▸ Data supplied

+++

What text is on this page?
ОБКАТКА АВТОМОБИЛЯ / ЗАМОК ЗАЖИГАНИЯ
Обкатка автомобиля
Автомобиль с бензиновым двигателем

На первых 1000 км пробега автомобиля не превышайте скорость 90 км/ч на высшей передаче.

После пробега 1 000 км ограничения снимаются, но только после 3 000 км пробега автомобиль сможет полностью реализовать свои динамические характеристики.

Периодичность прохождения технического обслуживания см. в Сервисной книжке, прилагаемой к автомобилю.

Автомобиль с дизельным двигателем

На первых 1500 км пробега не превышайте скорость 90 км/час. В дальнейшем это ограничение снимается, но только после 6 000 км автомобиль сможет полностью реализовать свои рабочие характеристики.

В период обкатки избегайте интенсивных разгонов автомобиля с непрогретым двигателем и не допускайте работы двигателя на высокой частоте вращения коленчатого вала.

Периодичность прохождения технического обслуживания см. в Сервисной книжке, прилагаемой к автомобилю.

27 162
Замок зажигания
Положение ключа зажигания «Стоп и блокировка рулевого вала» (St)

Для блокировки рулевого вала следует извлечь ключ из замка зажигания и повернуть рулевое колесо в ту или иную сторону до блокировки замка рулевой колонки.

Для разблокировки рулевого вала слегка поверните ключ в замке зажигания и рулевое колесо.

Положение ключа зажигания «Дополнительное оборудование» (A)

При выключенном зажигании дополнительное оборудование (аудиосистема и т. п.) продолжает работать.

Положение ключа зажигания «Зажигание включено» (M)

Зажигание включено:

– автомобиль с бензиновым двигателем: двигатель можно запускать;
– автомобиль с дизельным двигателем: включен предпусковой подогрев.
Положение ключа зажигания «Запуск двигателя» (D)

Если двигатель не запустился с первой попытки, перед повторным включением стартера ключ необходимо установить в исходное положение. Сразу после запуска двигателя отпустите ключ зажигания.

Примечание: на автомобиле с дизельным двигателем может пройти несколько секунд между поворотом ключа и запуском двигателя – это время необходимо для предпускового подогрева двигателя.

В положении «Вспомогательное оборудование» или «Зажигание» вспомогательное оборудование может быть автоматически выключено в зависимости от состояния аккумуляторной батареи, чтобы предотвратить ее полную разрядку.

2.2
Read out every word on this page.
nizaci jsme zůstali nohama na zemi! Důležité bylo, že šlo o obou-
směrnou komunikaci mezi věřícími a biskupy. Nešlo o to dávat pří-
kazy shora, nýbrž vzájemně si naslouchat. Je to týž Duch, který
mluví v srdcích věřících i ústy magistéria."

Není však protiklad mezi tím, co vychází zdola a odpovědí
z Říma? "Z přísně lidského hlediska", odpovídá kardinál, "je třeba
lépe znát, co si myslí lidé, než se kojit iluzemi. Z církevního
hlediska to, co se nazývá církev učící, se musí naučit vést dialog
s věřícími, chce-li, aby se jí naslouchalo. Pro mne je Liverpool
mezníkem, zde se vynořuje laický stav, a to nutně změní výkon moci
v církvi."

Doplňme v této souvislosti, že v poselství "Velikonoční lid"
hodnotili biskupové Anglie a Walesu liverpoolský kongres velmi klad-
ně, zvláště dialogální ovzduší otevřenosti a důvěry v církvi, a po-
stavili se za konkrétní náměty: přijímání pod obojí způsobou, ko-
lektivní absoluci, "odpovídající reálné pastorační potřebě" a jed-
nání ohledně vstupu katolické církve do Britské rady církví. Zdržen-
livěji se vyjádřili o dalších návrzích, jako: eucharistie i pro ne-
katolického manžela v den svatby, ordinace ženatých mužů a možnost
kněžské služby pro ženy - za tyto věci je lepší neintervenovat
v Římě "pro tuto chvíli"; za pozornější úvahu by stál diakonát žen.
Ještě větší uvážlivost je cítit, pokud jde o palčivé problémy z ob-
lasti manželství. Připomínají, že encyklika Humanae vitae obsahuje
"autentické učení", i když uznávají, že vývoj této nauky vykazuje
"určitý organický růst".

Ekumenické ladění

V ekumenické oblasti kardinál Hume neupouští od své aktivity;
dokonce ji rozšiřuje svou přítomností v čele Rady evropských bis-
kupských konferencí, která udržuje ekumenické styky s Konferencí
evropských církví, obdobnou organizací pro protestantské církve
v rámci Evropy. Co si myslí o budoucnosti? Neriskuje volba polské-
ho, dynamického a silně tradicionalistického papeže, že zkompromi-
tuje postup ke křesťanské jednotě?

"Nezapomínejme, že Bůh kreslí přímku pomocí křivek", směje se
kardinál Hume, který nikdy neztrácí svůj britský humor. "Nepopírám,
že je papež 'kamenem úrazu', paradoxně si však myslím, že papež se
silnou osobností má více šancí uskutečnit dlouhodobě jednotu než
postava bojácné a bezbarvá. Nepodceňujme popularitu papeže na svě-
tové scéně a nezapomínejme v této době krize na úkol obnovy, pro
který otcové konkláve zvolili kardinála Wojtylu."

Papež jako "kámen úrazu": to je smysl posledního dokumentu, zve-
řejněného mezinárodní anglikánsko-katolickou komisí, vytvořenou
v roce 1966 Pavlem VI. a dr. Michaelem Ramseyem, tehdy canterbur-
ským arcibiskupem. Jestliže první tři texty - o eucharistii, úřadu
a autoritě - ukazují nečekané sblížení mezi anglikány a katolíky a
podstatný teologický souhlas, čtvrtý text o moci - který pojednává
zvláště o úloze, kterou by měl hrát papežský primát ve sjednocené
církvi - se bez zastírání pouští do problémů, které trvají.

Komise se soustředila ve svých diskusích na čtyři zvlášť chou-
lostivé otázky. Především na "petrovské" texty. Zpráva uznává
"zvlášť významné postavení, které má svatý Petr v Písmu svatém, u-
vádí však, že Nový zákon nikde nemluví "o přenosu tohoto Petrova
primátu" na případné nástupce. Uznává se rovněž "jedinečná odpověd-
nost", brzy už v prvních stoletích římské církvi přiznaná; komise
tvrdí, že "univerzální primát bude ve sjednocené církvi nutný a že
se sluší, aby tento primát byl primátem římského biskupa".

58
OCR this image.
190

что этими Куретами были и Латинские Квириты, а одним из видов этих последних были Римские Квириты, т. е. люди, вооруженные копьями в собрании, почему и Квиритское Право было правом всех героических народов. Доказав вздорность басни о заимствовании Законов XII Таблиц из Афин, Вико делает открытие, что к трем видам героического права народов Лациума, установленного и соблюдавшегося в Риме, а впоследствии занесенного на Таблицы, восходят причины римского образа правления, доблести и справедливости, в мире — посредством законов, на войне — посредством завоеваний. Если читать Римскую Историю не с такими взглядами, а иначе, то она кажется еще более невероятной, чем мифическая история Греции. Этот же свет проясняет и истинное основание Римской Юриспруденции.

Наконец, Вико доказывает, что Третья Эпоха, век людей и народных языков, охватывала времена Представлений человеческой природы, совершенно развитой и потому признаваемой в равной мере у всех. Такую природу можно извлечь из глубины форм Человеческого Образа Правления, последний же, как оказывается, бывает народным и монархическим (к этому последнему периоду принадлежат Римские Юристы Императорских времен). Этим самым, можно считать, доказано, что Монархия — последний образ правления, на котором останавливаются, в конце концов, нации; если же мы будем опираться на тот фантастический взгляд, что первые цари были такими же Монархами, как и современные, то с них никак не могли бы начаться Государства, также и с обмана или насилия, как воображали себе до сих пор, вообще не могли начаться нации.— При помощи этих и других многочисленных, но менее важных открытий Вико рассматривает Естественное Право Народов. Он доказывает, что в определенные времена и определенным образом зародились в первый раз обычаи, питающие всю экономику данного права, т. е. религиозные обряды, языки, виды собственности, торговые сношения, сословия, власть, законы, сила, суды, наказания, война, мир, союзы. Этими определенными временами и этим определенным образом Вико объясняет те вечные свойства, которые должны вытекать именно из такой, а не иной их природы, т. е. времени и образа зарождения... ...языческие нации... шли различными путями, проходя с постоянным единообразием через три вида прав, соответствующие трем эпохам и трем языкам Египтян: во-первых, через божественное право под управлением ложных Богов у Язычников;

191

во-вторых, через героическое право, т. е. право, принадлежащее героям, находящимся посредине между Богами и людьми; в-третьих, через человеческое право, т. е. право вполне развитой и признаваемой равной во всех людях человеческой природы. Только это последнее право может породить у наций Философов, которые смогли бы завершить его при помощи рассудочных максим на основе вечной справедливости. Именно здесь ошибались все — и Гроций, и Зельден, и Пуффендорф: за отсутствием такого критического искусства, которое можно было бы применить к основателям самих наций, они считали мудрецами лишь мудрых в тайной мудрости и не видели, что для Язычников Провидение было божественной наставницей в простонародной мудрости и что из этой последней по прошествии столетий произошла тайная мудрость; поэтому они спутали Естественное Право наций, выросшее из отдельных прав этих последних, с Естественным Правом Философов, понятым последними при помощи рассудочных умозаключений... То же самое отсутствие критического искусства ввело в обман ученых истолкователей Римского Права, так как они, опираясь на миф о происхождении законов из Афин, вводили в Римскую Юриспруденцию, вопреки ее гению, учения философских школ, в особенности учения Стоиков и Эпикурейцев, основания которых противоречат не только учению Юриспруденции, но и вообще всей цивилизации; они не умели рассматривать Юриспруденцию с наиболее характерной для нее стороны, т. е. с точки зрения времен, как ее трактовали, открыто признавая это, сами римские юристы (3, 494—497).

+++

Extract every line containing the string "бензиновым" from the data above.

Автомобиль с бензиновым двигателем
– автомобиль с бензиновым двигателем: двигатель можно запускать;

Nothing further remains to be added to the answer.